#### [WORK REQUIRED]
Extract each line bearing the word "JSON".
[RECORDED DATA start]
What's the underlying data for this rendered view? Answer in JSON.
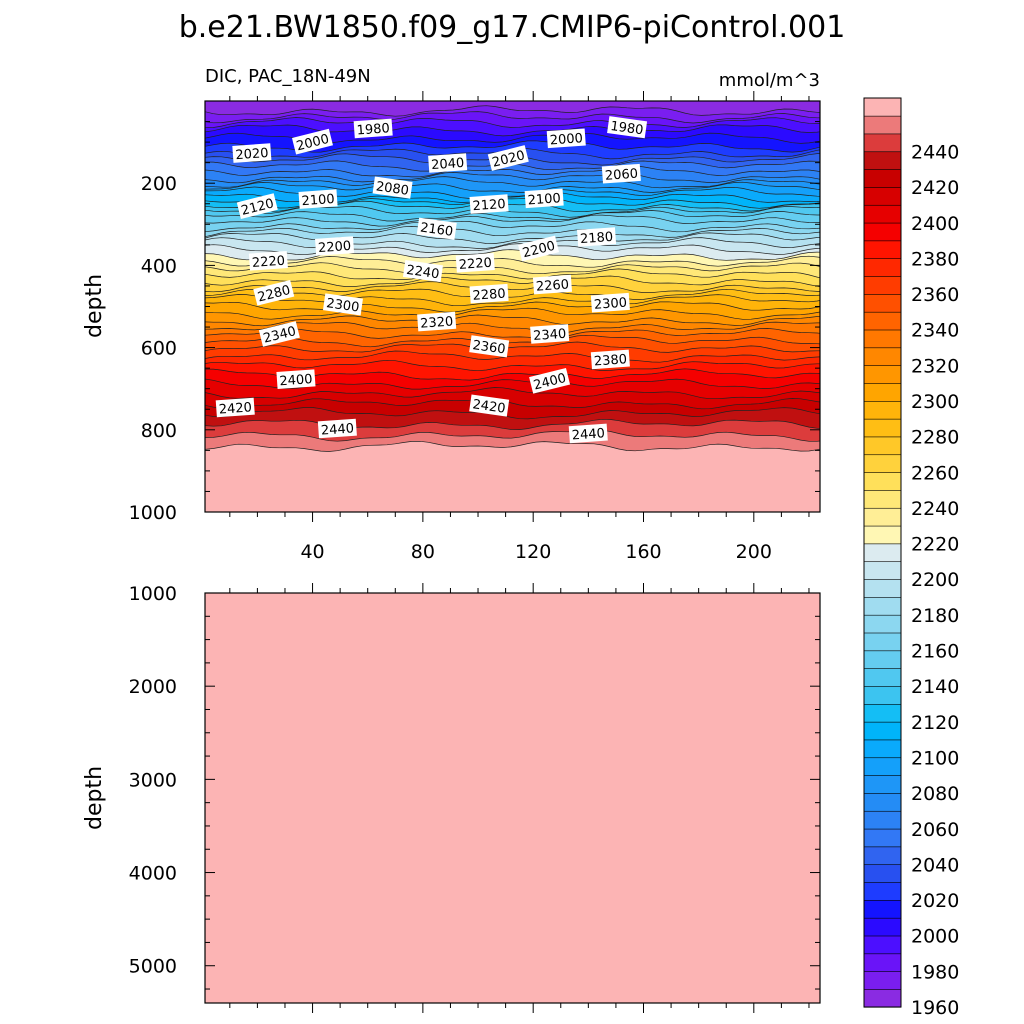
{
  "chart_data": {
    "type": "contour",
    "title": "b.e21.BW1850.f09_g17.CMIP6-piControl.001",
    "left_subtitle": "DIC, PAC_18N-49N",
    "right_subtitle": "mmol/m^3",
    "x_ticks": [
      40,
      80,
      120,
      160,
      200
    ],
    "xlim": [
      1,
      224
    ],
    "panels": [
      {
        "name": "upper",
        "ylabel": "depth",
        "ylim": [
          0,
          1000
        ],
        "y_ticks": [
          200,
          400,
          600,
          800,
          1000
        ],
        "depth_profile": [
          {
            "depth": 10,
            "value": 1950
          },
          {
            "depth": 60,
            "value": 1985
          },
          {
            "depth": 120,
            "value": 2015
          },
          {
            "depth": 180,
            "value": 2055
          },
          {
            "depth": 230,
            "value": 2095
          },
          {
            "depth": 290,
            "value": 2150
          },
          {
            "depth": 340,
            "value": 2185
          },
          {
            "depth": 360,
            "value": 2200
          },
          {
            "depth": 400,
            "value": 2225
          },
          {
            "depth": 500,
            "value": 2290
          },
          {
            "depth": 600,
            "value": 2350
          },
          {
            "depth": 700,
            "value": 2395
          },
          {
            "depth": 760,
            "value": 2420
          },
          {
            "depth": 840,
            "value": 2450
          },
          {
            "depth": 1000,
            "value": 2460
          }
        ],
        "contour_labels": [
          {
            "text": "1980",
            "x": 62,
            "depth": 68
          },
          {
            "text": "2000",
            "x": 40,
            "depth": 100
          },
          {
            "text": "2020",
            "x": 18,
            "depth": 128
          },
          {
            "text": "1980",
            "x": 154,
            "depth": 65
          },
          {
            "text": "2000",
            "x": 132,
            "depth": 92
          },
          {
            "text": "2040",
            "x": 89,
            "depth": 152
          },
          {
            "text": "2020",
            "x": 111,
            "depth": 140
          },
          {
            "text": "2060",
            "x": 152,
            "depth": 178
          },
          {
            "text": "2080",
            "x": 69,
            "depth": 212
          },
          {
            "text": "2100",
            "x": 42,
            "depth": 240
          },
          {
            "text": "2100",
            "x": 124,
            "depth": 238
          },
          {
            "text": "2120",
            "x": 20,
            "depth": 257
          },
          {
            "text": "2120",
            "x": 104,
            "depth": 252
          },
          {
            "text": "2160",
            "x": 85,
            "depth": 312
          },
          {
            "text": "2180",
            "x": 143,
            "depth": 332
          },
          {
            "text": "2200",
            "x": 48,
            "depth": 354
          },
          {
            "text": "2200",
            "x": 122,
            "depth": 360
          },
          {
            "text": "2220",
            "x": 24,
            "depth": 390
          },
          {
            "text": "2240",
            "x": 80,
            "depth": 415
          },
          {
            "text": "2220",
            "x": 99,
            "depth": 395
          },
          {
            "text": "2260",
            "x": 127,
            "depth": 448
          },
          {
            "text": "2280",
            "x": 26,
            "depth": 468
          },
          {
            "text": "2280",
            "x": 104,
            "depth": 470
          },
          {
            "text": "2300",
            "x": 51,
            "depth": 496
          },
          {
            "text": "2300",
            "x": 148,
            "depth": 492
          },
          {
            "text": "2320",
            "x": 85,
            "depth": 538
          },
          {
            "text": "2340",
            "x": 28,
            "depth": 568
          },
          {
            "text": "2340",
            "x": 126,
            "depth": 568
          },
          {
            "text": "2360",
            "x": 104,
            "depth": 598
          },
          {
            "text": "2380",
            "x": 148,
            "depth": 630
          },
          {
            "text": "2400",
            "x": 34,
            "depth": 678
          },
          {
            "text": "2400",
            "x": 126,
            "depth": 682
          },
          {
            "text": "2420",
            "x": 12,
            "depth": 747
          },
          {
            "text": "2420",
            "x": 104,
            "depth": 742
          },
          {
            "text": "2440",
            "x": 49,
            "depth": 798
          },
          {
            "text": "2440",
            "x": 140,
            "depth": 810
          }
        ]
      },
      {
        "name": "lower",
        "ylabel": "depth",
        "ylim": [
          1000,
          5400
        ],
        "y_ticks": [
          1000,
          2000,
          3000,
          4000,
          5000
        ],
        "depth_profile": [
          {
            "depth": 1000,
            "value": 2460
          },
          {
            "depth": 5400,
            "value": 2460
          }
        ]
      }
    ],
    "colorbar": {
      "levels": [
        1960,
        1970,
        1980,
        1990,
        2000,
        2010,
        2020,
        2030,
        2040,
        2050,
        2060,
        2070,
        2080,
        2090,
        2100,
        2110,
        2120,
        2130,
        2140,
        2150,
        2160,
        2170,
        2180,
        2190,
        2200,
        2210,
        2220,
        2230,
        2240,
        2250,
        2260,
        2270,
        2280,
        2290,
        2300,
        2310,
        2320,
        2330,
        2340,
        2350,
        2360,
        2370,
        2380,
        2390,
        2400,
        2410,
        2420,
        2430,
        2440,
        2450
      ],
      "tick_labels": [
        "1960",
        "1980",
        "2000",
        "2020",
        "2040",
        "2060",
        "2080",
        "2100",
        "2120",
        "2140",
        "2160",
        "2180",
        "2200",
        "2220",
        "2240",
        "2260",
        "2280",
        "2300",
        "2320",
        "2340",
        "2360",
        "2380",
        "2400",
        "2420",
        "2440"
      ],
      "colors": [
        "#8a2be2",
        "#7a1ef0",
        "#6a14f8",
        "#4c0fff",
        "#2b0aff",
        "#1414ff",
        "#1e3cff",
        "#2850f0",
        "#3064f0",
        "#3278f5",
        "#2c82f5",
        "#248cf5",
        "#1e96f7",
        "#14a0fa",
        "#0aaafc",
        "#00b4fa",
        "#14bef5",
        "#3cc4f0",
        "#50c8f0",
        "#64cdf0",
        "#78d2f0",
        "#8cd7f0",
        "#a0dcf0",
        "#b4e1f0",
        "#c8e6f0",
        "#dcebf0",
        "#fff7b4",
        "#ffee96",
        "#ffe878",
        "#ffe05a",
        "#ffd23c",
        "#ffc828",
        "#ffbe14",
        "#ffb40a",
        "#ffa500",
        "#ff9600",
        "#ff8700",
        "#ff7800",
        "#ff6400",
        "#ff5000",
        "#ff3c00",
        "#ff2800",
        "#ff1400",
        "#f50000",
        "#e60000",
        "#d70000",
        "#c80000",
        "#c01010",
        "#dc3c3c",
        "#ec7a7a",
        "#fcb4b4"
      ]
    }
  }
}
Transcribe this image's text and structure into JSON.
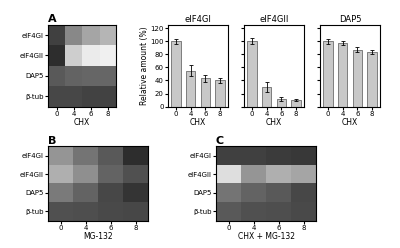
{
  "chart_data": [
    {
      "type": "heatmap",
      "title": "A",
      "xlabel": "CHX",
      "categories": [
        "0",
        "4",
        "6",
        "8"
      ],
      "rows": [
        "eIF4GI",
        "eIF4GII",
        "DAP5",
        "β-tub"
      ],
      "cells": [
        [
          0.8,
          0.55,
          0.45,
          0.4
        ],
        [
          0.85,
          0.3,
          0.15,
          0.12
        ],
        [
          0.72,
          0.68,
          0.67,
          0.67
        ],
        [
          0.78,
          0.78,
          0.79,
          0.79
        ]
      ],
      "clim": [
        0,
        1
      ]
    },
    {
      "type": "bar",
      "title": "eIF4GI",
      "xlabel": "CHX",
      "ylabel": "Relative amount (%)",
      "categories": [
        "0",
        "4",
        "6",
        "8"
      ],
      "values": [
        100,
        55,
        43,
        40
      ],
      "errors": [
        4,
        8,
        5,
        4
      ],
      "color": "#c8c8c8",
      "edge_color": "#555555",
      "ylim": [
        0,
        125
      ],
      "yticks": [
        0,
        20,
        40,
        60,
        80,
        100,
        120
      ]
    },
    {
      "type": "bar",
      "title": "eIF4GII",
      "xlabel": "CHX",
      "categories": [
        "0",
        "4",
        "6",
        "8"
      ],
      "values": [
        100,
        30,
        12,
        10
      ],
      "errors": [
        5,
        7,
        3,
        2
      ],
      "color": "#c8c8c8",
      "edge_color": "#555555",
      "ylim": [
        0,
        125
      ],
      "yticks": [
        0,
        20,
        40,
        60,
        80,
        100,
        120
      ],
      "tick_labels": "x"
    },
    {
      "type": "bar",
      "title": "DAP5",
      "xlabel": "CHX",
      "categories": [
        "0",
        "4",
        "6",
        "8"
      ],
      "values": [
        100,
        97,
        87,
        83
      ],
      "errors": [
        4,
        3,
        4,
        3
      ],
      "color": "#c8c8c8",
      "edge_color": "#555555",
      "ylim": [
        0,
        125
      ],
      "yticks": [
        0,
        20,
        40,
        60,
        80,
        100,
        120
      ],
      "tick_labels": "x"
    },
    {
      "type": "heatmap",
      "title": "B",
      "xlabel": "MG-132",
      "categories": [
        "0",
        "4",
        "6",
        "8"
      ],
      "rows": [
        "eIF4GI",
        "eIF4GII",
        "DAP5",
        "β-tub"
      ],
      "cells": [
        [
          0.5,
          0.62,
          0.72,
          0.85
        ],
        [
          0.42,
          0.52,
          0.68,
          0.75
        ],
        [
          0.6,
          0.68,
          0.78,
          0.83
        ],
        [
          0.75,
          0.76,
          0.77,
          0.78
        ]
      ],
      "clim": [
        0,
        1
      ]
    },
    {
      "type": "heatmap",
      "title": "C",
      "xlabel": "CHX + MG-132",
      "categories": [
        "0",
        "4",
        "6",
        "8"
      ],
      "rows": [
        "eIF4GI",
        "eIF4GII",
        "DAP5",
        "β-tub"
      ],
      "cells": [
        [
          0.8,
          0.8,
          0.81,
          0.82
        ],
        [
          0.22,
          0.5,
          0.42,
          0.45
        ],
        [
          0.62,
          0.68,
          0.72,
          0.78
        ],
        [
          0.72,
          0.75,
          0.76,
          0.77
        ]
      ],
      "clim": [
        0,
        1
      ]
    }
  ]
}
[RECORDED DATA end]
#### [RESPONSE TO THIS TASK]
What's the underlying data for this rendered view? Answer in JSON.
Transcribe this image's text and structure into JSON.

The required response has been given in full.